What to work on
Give every line below again, exactly.
━━━ Data lines
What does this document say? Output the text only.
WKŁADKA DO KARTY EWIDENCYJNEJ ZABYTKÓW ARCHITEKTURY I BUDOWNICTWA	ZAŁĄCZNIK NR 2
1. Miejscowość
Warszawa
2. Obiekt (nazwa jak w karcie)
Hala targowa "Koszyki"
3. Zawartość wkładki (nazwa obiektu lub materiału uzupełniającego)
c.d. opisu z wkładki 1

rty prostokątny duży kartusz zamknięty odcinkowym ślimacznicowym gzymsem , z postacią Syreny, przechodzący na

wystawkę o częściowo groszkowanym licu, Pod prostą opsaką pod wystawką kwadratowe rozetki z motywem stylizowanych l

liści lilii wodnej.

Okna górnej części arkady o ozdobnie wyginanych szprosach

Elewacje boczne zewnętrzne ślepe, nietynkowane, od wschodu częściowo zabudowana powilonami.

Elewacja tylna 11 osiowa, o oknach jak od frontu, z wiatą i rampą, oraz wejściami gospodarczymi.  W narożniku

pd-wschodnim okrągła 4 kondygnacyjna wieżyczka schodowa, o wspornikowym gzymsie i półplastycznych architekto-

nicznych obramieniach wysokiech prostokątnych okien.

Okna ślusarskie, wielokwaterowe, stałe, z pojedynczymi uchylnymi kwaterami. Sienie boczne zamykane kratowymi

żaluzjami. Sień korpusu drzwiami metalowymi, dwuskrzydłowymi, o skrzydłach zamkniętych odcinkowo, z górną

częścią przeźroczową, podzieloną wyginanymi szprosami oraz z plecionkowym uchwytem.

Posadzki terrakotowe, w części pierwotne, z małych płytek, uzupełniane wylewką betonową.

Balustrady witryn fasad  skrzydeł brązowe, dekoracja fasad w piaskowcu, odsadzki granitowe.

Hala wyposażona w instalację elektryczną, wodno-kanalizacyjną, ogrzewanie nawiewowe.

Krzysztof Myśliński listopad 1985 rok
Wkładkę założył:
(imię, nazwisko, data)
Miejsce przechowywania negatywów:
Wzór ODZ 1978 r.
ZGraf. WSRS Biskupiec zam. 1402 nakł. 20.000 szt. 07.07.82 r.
━━━━━━
Problem solution
What does this document say? Output the text only.
WKŁADKA DO KARTY EWIDENCYJNEJ ZABYTKÓW ARCHITEKTURY I BUDOWNICTWA	ZAŁĄCZNIK NR 2
1. Miejscowość
Warszawa
2. Obiekt (nazwa jak w karcie)
Hala targowa "Koszyki"
3. Zawartość wkładki (nazwa obiektu lub materiału uzupełniającego)
c.d. opisu z wkładki 1

rty prostokątny duży kartusz zamknięty odcinkowym ślimacznicowym gzymsem , z postacią Syreny, przechodzący na

wystawkę o częściowo groszkowanym licu, Pod prostą opsaką pod wystawką kwadratowe rozetki z motywem stylizowanych l

liści lilii wodnej.

Okna górnej części arkady o ozdobnie wyginanych szprosach

Elewacje boczne zewnętrzne ślepe, nietynkowane, od wschodu częściowo zabudowana powilonami.

Elewacja tylna 11 osiowa, o oknach jak od frontu, z wiatą i rampą, oraz wejściami gospodarczymi.  W narożniku

pd-wschodnim okrągła 4 kondygnacyjna wieżyczka schodowa, o wspornikowym gzymsie i półplastycznych architekto-

nicznych obramieniach wysokiech prostokątnych okien.

Okna ślusarskie, wielokwaterowe, stałe, z pojedynczymi uchylnymi kwaterami. Sienie boczne zamykane kratowymi

żaluzjami. Sień korpusu drzwiami metalowymi, dwuskrzydłowymi, o skrzydłach zamkniętych odcinkowo, z górną

częścią przeźroczową, podzieloną wyginanymi szprosami oraz z plecionkowym uchwytem.

Posadzki terrakotowe, w części pierwotne, z małych płytek, uzupełniane wylewką betonową.

Balustrady witryn fasad  skrzydeł brązowe, dekoracja fasad w piaskowcu, odsadzki granitowe.

Hala wyposażona w instalację elektryczną, wodno-kanalizacyjną, ogrzewanie nawiewowe.

Krzysztof Myśliński listopad 1985 rok
Wkładkę założył:
(imię, nazwisko, data)
Miejsce przechowywania negatywów:
Wzór ODZ 1978 r.
ZGraf. WSRS Biskupiec zam. 1402 nakł. 20.000 szt. 07.07.82 r.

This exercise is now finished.